THE RECORDS Start Marker
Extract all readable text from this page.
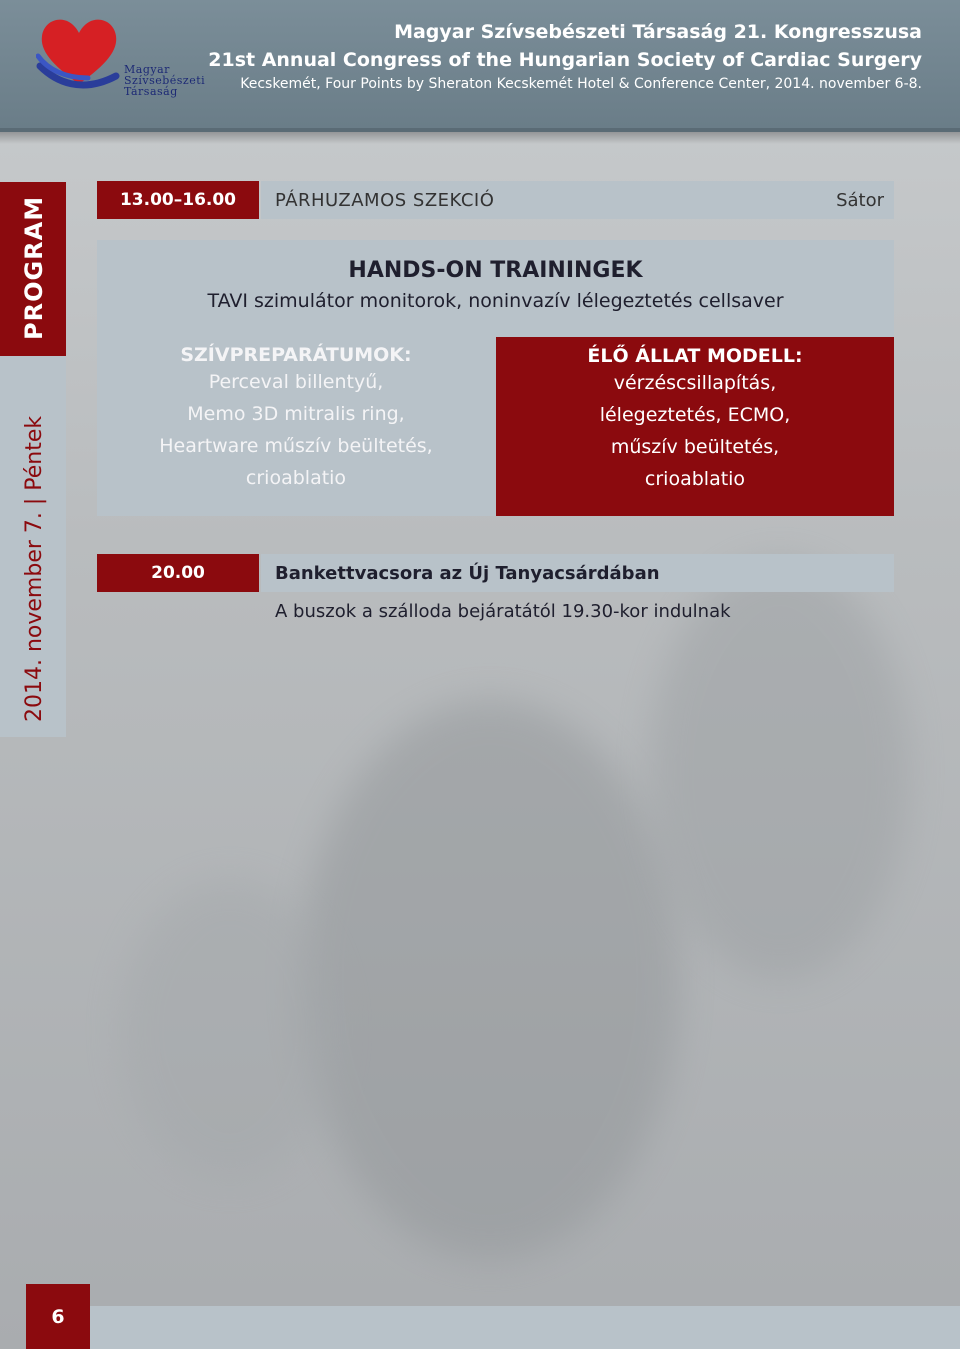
Magyar
Szívsebészeti
Társaság
Magyar Szívsebészeti Társaság 21. Kongresszusa
21st Annual Congress of the Hungarian Society of Cardiac Surgery
Kecskemét, Four Points by Sheraton Kecskemét Hotel & Conference Center, 2014. november 6-8.
PROGRAM
2014. november 7. | Péntek
13.00–16.00	PÁRHUZAMOS SZEKCIÓ	Sátor
HANDS-ON TRAININGEK
TAVI szimulátor monitorok, noninvazív lélegeztetés cellsaver
SZÍVPREPARÁTUMOK:
Perceval billentyű,
Memo 3D mitralis ring,
Heartware műszív beültetés,
crioablatio
ÉLŐ ÁLLAT MODELL:
vérzéscsillapítás,
lélegeztetés, ECMO,
műszív beültetés,
crioablatio
20.00	Bankettvacsora az Új Tanyacsárdában
A buszok a szálloda bejáratától 19.30-kor indulnak
6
THE RECORDS End Marker
## BRIEF
The entries are to be printed exactly as written; the pictures are to be left out.

## TASK ANSWER
Extract all readable text from this page.
Magyar
Szívsebészeti
Társaság
Magyar Szívsebészeti Társaság 21. Kongresszusa
21st Annual Congress of the Hungarian Society of Cardiac Surgery
Kecskemét, Four Points by Sheraton Kecskemét Hotel & Conference Center, 2014. november 6-8.
PROGRAM
2014. november 7. | Péntek
13.00–16.00	PÁRHUZAMOS SZEKCIÓ	Sátor
HANDS-ON TRAININGEK
TAVI szimulátor monitorok, noninvazív lélegeztetés cellsaver
SZÍVPREPARÁTUMOK:
Perceval billentyű,
Memo 3D mitralis ring,
Heartware műszív beültetés,
crioablatio
ÉLŐ ÁLLAT MODELL:
vérzéscsillapítás,
lélegeztetés, ECMO,
műszív beültetés,
crioablatio
20.00	Bankettvacsora az Új Tanyacsárdában
A buszok a szálloda bejáratától 19.30-kor indulnak
6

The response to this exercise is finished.